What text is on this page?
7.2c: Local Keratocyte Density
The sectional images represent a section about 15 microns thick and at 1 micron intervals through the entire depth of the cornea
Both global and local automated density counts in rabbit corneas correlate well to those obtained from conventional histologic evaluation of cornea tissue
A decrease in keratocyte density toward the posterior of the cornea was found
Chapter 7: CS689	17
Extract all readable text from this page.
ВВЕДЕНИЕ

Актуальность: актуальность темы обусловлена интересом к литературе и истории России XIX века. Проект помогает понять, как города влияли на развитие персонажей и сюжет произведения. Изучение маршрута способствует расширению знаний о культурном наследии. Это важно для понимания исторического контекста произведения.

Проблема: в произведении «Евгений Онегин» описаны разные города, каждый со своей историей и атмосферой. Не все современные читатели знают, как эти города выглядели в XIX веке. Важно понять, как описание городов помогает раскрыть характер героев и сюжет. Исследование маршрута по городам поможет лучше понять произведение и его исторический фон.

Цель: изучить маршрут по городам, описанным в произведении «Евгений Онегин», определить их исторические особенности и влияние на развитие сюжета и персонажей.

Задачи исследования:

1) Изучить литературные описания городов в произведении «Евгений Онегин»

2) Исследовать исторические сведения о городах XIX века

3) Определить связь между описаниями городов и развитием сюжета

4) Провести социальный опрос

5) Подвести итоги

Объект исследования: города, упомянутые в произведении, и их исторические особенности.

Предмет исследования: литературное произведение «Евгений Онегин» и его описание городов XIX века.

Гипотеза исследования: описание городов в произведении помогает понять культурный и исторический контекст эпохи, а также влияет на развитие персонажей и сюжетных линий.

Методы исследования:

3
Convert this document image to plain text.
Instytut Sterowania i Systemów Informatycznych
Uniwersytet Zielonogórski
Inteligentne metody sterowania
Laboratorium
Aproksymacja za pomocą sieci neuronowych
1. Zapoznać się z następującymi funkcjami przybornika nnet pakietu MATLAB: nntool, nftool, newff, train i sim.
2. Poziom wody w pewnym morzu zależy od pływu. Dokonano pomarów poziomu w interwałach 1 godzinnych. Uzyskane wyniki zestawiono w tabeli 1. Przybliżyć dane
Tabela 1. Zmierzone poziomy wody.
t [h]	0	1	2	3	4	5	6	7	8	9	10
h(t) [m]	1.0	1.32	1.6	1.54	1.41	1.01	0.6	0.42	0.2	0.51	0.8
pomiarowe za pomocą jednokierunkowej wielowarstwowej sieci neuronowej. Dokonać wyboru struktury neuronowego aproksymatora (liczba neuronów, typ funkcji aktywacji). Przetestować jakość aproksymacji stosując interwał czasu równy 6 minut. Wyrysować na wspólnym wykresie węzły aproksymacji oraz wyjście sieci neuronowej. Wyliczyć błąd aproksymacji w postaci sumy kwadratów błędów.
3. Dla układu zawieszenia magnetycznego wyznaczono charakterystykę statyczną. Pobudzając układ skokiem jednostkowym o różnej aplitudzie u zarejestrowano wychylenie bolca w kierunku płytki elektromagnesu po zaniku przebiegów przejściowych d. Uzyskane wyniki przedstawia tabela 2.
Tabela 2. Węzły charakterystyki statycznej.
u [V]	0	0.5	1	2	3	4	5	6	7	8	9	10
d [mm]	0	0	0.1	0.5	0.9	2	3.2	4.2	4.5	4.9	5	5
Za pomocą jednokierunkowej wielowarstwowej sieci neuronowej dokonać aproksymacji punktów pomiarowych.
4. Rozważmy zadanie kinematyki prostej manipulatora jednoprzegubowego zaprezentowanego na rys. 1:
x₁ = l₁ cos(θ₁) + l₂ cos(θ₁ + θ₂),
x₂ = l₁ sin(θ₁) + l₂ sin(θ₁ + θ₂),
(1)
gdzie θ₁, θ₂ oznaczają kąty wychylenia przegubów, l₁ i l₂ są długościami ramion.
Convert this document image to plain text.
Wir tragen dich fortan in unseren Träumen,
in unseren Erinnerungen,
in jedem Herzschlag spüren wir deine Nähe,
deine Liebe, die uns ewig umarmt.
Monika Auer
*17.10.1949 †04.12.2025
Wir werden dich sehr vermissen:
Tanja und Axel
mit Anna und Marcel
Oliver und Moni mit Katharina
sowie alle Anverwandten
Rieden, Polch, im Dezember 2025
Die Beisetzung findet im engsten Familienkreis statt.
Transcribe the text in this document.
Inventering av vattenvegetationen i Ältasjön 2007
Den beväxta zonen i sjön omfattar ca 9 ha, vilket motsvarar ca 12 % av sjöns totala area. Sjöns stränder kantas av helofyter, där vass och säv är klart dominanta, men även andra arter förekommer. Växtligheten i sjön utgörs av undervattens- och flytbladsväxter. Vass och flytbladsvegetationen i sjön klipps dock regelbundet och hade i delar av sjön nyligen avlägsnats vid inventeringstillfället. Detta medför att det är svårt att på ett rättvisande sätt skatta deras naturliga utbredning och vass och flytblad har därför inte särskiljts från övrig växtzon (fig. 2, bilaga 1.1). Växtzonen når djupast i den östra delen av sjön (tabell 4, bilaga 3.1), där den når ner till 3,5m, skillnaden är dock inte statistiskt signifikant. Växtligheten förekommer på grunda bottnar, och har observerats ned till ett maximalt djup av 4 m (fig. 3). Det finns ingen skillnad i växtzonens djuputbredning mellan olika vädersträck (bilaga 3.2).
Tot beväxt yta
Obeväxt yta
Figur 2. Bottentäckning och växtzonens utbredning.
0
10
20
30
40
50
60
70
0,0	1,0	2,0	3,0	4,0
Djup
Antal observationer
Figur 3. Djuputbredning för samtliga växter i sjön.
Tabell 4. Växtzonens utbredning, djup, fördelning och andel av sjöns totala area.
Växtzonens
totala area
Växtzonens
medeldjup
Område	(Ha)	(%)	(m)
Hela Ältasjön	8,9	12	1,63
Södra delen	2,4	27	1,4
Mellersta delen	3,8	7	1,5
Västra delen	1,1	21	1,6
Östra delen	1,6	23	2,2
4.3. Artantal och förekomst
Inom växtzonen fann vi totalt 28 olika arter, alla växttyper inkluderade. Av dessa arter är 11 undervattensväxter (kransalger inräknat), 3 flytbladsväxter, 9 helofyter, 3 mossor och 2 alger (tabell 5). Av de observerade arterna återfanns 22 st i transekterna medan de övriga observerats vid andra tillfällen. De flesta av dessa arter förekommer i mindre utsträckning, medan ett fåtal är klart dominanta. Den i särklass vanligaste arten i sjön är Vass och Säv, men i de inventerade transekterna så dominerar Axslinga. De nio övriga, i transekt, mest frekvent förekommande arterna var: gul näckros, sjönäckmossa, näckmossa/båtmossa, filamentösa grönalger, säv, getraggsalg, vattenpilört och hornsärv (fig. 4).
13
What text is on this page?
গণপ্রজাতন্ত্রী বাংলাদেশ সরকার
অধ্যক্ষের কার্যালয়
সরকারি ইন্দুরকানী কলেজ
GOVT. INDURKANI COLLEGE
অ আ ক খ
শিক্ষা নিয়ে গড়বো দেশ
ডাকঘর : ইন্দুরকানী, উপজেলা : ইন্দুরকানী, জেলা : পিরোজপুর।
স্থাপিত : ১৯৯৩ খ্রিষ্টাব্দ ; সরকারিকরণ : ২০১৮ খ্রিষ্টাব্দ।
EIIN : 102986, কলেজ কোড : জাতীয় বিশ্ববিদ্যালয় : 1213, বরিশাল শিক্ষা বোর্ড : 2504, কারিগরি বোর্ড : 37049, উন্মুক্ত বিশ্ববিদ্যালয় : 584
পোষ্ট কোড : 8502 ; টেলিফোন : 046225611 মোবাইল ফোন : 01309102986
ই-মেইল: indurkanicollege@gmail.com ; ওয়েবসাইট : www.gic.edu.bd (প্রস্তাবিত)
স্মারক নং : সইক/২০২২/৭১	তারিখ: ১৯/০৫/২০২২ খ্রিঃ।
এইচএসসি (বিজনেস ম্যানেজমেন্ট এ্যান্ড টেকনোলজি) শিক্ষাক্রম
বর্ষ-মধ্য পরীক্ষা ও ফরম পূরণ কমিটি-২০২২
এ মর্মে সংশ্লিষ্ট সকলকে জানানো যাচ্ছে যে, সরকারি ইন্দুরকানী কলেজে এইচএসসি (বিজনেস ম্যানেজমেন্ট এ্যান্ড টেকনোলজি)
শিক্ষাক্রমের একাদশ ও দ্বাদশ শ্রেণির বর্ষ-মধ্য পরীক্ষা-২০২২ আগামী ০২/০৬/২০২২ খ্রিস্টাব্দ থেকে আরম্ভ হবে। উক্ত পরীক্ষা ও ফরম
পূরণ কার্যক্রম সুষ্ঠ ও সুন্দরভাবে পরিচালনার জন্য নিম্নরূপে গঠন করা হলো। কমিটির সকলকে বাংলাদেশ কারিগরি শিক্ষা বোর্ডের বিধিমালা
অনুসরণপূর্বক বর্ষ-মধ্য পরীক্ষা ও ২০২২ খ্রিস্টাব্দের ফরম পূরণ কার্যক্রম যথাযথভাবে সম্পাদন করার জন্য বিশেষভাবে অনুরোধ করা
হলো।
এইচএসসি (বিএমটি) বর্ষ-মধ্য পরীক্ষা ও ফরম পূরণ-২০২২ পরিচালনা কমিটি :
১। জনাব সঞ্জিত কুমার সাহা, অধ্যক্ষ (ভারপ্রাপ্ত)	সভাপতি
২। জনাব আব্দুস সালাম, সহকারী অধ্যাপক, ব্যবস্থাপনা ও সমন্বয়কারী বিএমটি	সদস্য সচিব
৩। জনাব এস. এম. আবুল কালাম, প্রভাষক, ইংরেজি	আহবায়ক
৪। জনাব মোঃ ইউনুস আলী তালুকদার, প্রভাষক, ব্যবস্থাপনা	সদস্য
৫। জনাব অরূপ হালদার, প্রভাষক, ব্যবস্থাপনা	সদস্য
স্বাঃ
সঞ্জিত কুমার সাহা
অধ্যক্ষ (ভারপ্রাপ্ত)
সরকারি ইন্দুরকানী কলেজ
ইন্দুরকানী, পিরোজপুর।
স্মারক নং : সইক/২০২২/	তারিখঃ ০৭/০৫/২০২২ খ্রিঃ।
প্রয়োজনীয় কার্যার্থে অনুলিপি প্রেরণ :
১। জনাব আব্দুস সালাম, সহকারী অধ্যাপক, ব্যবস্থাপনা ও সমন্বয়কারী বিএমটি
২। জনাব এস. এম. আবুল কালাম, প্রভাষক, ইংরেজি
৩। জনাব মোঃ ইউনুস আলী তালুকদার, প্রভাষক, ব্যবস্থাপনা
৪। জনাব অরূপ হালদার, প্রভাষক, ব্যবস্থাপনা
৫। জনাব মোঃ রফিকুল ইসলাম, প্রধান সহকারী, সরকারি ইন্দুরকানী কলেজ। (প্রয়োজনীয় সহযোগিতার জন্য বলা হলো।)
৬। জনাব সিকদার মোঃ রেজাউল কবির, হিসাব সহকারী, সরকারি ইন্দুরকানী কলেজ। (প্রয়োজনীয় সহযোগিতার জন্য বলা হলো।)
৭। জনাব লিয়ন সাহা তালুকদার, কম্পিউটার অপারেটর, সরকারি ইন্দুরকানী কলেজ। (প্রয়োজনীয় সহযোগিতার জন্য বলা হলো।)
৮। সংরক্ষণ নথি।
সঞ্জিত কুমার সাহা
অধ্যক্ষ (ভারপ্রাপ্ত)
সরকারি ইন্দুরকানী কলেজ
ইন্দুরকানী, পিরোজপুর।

→ Written instruction
Gather each line from the listing above that holds "wody".

→ Expected answer
2. Poziom wody w pewnym morzu zależy od pływu. Dokonano pomarów poziomu w interwałach 1 godzinnych. Uzyskane wyniki zestawiono w tabeli 1. Przybliżyć dane
Tabela 1. Zmierzone poziomy wody.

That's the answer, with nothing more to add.